▶ EXERCISE
Extract all of the entries and set them down verbatim.

-- START AVAILABLE RECORDS --

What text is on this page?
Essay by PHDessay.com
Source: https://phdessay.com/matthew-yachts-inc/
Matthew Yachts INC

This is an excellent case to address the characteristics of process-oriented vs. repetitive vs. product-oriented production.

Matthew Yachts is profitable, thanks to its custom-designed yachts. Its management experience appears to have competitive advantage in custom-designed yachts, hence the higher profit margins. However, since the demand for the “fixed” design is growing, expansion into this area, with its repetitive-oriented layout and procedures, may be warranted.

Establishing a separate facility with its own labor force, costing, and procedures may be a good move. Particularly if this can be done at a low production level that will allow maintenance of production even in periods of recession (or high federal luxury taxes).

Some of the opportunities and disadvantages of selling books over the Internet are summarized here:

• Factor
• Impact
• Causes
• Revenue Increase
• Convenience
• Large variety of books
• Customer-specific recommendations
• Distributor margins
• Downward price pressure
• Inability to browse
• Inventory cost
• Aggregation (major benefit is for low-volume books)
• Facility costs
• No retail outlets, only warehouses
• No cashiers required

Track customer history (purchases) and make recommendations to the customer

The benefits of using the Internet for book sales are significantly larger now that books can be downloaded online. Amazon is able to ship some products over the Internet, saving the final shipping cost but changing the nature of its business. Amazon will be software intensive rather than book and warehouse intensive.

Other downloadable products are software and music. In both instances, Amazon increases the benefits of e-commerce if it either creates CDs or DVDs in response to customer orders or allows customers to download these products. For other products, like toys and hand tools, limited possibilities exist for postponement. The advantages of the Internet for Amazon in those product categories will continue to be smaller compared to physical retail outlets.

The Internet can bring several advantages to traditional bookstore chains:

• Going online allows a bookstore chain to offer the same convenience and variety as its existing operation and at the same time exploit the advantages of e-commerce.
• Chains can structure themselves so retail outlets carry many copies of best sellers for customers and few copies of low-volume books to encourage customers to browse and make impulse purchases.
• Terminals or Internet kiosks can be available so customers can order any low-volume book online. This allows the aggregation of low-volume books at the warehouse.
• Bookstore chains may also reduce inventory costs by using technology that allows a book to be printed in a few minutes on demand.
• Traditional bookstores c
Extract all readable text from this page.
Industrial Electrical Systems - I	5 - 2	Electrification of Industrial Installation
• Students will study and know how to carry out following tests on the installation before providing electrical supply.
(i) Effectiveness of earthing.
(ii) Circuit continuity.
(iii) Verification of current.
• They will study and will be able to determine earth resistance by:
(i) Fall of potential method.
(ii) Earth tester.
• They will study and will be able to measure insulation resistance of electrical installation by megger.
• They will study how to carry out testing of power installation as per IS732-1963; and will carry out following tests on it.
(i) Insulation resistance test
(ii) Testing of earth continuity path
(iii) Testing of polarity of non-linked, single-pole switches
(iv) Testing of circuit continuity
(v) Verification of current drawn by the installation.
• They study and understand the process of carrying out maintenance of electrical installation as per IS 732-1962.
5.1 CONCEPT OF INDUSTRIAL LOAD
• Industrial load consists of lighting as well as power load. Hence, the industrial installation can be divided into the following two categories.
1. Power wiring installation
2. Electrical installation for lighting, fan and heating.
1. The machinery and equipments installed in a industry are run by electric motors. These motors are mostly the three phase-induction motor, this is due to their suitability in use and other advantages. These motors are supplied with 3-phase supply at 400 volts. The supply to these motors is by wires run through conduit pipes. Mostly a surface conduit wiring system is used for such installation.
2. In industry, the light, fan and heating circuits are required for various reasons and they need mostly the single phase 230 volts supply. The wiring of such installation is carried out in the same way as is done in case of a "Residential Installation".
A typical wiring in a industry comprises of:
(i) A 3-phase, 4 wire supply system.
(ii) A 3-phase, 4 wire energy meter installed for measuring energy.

-- END AVAILABLE RECORDS --

▶ FULL ANSWER
What text is on this page?
Essay by PHDessay.com
Source: https://phdessay.com/matthew-yachts-inc/
Matthew Yachts INC

This is an excellent case to address the characteristics of process-oriented vs. repetitive vs. product-oriented production.

Matthew Yachts is profitable, thanks to its custom-designed yachts. Its management experience appears to have competitive advantage in custom-designed yachts, hence the higher profit margins. However, since the demand for the “fixed” design is growing, expansion into this area, with its repetitive-oriented layout and procedures, may be warranted.

Establishing a separate facility with its own labor force, costing, and procedures may be a good move. Particularly if this can be done at a low production level that will allow maintenance of production even in periods of recession (or high federal luxury taxes).

Some of the opportunities and disadvantages of selling books over the Internet are summarized here:

• Factor
• Impact
• Causes
• Revenue Increase
• Convenience
• Large variety of books
• Customer-specific recommendations
• Distributor margins
• Downward price pressure
• Inability to browse
• Inventory cost
• Aggregation (major benefit is for low-volume books)
• Facility costs
• No retail outlets, only warehouses
• No cashiers required

Track customer history (purchases) and make recommendations to the customer

The benefits of using the Internet for book sales are significantly larger now that books can be downloaded online. Amazon is able to ship some products over the Internet, saving the final shipping cost but changing the nature of its business. Amazon will be software intensive rather than book and warehouse intensive.

Other downloadable products are software and music. In both instances, Amazon increases the benefits of e-commerce if it either creates CDs or DVDs in response to customer orders or allows customers to download these products. For other products, like toys and hand tools, limited possibilities exist for postponement. The advantages of the Internet for Amazon in those product categories will continue to be smaller compared to physical retail outlets.

The Internet can bring several advantages to traditional bookstore chains:

• Going online allows a bookstore chain to offer the same convenience and variety as its existing operation and at the same time exploit the advantages of e-commerce.
• Chains can structure themselves so retail outlets carry many copies of best sellers for customers and few copies of low-volume books to encourage customers to browse and make impulse purchases.
• Terminals or Internet kiosks can be available so customers can order any low-volume book online. This allows the aggregation of low-volume books at the warehouse.
• Bookstore chains may also reduce inventory costs by using technology that allows a book to be printed in a few minutes on demand.
• Traditional bookstores c
Extract all readable text from this page.
Industrial Electrical Systems - I	5 - 2	Electrification of Industrial Installation
• Students will study and know how to carry out following tests on the installation before providing electrical supply.
(i) Effectiveness of earthing.
(ii) Circuit continuity.
(iii) Verification of current.
• They will study and will be able to determine earth resistance by:
(i) Fall of potential method.
(ii) Earth tester.
• They will study and will be able to measure insulation resistance of electrical installation by megger.
• They will study how to carry out testing of power installation as per IS732-1963; and will carry out following tests on it.
(i) Insulation resistance test
(ii) Testing of earth continuity path
(iii) Testing of polarity of non-linked, single-pole switches
(iv) Testing of circuit continuity
(v) Verification of current drawn by the installation.
• They study and understand the process of carrying out maintenance of electrical installation as per IS 732-1962.
5.1 CONCEPT OF INDUSTRIAL LOAD
• Industrial load consists of lighting as well as power load. Hence, the industrial installation can be divided into the following two categories.
1. Power wiring installation
2. Electrical installation for lighting, fan and heating.
1. The machinery and equipments installed in a industry are run by electric motors. These motors are mostly the three phase-induction motor, this is due to their suitability in use and other advantages. These motors are supplied with 3-phase supply at 400 volts. The supply to these motors is by wires run through conduit pipes. Mostly a surface conduit wiring system is used for such installation.
2. In industry, the light, fan and heating circuits are required for various reasons and they need mostly the single phase 230 volts supply. The wiring of such installation is carried out in the same way as is done in case of a "Residential Installation".
A typical wiring in a industry comprises of:
(i) A 3-phase, 4 wire supply system.
(ii) A 3-phase, 4 wire energy meter installed for measuring energy.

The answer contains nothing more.